What to work on
Copy out every line in the entries below that includes "Курской".

Data supplied

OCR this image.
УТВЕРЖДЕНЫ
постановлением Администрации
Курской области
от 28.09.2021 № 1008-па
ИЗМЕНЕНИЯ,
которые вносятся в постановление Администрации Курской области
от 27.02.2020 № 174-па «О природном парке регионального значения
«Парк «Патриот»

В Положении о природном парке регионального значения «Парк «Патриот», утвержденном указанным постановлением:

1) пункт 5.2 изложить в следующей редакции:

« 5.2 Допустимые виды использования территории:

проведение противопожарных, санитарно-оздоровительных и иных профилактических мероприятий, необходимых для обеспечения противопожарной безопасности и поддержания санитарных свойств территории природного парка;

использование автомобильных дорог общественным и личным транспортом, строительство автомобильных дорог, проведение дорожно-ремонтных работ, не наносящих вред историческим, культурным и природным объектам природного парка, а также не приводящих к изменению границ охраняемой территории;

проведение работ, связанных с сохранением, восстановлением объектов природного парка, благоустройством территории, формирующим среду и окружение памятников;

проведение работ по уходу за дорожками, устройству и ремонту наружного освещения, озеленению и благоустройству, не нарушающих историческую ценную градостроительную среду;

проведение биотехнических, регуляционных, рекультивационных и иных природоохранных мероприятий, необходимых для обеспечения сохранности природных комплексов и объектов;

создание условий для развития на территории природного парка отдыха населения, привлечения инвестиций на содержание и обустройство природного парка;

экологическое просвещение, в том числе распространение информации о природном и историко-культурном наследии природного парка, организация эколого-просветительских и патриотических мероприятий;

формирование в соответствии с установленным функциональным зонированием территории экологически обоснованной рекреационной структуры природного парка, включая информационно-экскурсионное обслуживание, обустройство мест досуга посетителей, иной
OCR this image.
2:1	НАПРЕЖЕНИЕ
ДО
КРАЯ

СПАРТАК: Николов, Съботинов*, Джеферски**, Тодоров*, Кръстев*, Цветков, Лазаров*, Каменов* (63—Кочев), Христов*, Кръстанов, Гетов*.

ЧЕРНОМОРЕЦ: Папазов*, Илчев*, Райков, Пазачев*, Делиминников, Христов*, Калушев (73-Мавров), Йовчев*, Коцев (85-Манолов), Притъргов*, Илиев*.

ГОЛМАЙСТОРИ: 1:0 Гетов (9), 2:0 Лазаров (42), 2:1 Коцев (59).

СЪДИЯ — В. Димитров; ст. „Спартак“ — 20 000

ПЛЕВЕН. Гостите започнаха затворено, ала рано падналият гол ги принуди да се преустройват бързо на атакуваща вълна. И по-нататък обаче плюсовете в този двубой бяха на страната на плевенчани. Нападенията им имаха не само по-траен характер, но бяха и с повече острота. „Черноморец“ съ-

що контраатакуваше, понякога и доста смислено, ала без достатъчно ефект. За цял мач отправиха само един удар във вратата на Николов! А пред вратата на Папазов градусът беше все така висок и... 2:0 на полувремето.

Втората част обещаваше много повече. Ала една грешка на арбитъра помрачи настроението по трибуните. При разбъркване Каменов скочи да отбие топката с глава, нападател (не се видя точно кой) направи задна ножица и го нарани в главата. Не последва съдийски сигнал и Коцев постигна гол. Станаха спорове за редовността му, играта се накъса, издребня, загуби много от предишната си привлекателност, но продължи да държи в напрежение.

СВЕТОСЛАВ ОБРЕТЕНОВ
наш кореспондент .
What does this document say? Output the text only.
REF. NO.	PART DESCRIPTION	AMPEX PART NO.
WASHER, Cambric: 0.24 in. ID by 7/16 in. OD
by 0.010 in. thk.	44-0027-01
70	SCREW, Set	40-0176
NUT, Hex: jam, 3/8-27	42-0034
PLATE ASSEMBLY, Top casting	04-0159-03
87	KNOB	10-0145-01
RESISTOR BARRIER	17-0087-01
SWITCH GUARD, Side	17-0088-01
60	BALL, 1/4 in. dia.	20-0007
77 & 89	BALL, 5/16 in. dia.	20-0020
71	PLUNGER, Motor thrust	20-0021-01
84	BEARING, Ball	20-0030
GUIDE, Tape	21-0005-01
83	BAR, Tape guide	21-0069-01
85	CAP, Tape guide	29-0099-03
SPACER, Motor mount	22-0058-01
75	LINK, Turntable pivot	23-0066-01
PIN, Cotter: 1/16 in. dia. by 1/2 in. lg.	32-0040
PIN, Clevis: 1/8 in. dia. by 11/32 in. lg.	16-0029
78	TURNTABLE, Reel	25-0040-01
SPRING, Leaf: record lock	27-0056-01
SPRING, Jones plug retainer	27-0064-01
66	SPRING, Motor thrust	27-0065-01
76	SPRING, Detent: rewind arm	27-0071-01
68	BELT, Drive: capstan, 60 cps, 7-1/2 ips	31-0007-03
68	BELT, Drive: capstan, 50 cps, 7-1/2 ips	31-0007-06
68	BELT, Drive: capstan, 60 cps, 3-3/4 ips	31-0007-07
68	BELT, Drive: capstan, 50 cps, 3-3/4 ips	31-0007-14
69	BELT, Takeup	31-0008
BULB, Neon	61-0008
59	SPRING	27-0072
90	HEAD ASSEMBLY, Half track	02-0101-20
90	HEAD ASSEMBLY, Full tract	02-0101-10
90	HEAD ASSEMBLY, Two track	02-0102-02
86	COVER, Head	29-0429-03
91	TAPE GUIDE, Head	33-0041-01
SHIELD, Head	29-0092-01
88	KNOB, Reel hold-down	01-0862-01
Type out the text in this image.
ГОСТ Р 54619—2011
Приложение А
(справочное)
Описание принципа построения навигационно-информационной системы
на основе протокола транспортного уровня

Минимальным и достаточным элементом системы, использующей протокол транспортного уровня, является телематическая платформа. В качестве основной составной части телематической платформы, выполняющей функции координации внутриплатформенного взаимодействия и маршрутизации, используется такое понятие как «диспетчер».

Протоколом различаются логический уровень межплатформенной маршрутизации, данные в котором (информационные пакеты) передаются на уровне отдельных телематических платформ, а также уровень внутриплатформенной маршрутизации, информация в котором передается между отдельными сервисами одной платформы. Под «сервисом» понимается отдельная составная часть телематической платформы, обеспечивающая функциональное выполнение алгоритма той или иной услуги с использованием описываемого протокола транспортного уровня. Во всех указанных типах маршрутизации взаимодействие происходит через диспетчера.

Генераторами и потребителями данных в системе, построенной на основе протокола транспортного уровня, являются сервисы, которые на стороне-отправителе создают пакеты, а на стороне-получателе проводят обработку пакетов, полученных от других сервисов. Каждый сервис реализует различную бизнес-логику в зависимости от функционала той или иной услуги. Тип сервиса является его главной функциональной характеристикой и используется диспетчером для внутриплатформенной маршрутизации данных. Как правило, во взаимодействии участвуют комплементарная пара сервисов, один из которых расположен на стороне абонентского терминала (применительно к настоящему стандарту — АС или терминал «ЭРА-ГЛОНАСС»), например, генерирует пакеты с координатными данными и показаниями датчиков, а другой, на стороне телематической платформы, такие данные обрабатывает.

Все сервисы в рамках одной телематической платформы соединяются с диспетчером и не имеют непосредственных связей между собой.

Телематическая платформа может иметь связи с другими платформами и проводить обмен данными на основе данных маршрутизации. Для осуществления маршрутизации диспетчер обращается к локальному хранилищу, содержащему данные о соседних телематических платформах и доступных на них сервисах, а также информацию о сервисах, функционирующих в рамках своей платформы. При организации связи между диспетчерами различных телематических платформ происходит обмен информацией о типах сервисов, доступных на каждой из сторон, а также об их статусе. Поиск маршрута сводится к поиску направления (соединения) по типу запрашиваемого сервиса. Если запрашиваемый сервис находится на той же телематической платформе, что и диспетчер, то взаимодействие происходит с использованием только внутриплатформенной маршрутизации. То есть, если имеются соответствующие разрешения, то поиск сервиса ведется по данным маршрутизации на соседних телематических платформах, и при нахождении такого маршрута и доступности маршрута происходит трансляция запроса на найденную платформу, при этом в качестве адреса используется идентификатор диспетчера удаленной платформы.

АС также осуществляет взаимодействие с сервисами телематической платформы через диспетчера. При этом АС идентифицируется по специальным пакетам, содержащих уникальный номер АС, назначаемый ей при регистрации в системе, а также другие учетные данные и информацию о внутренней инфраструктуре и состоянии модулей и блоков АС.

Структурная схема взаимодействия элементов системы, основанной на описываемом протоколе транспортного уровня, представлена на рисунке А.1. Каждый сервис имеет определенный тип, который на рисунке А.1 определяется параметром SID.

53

Finished answer
Курской области
которые вносятся в постановление Администрации Курской области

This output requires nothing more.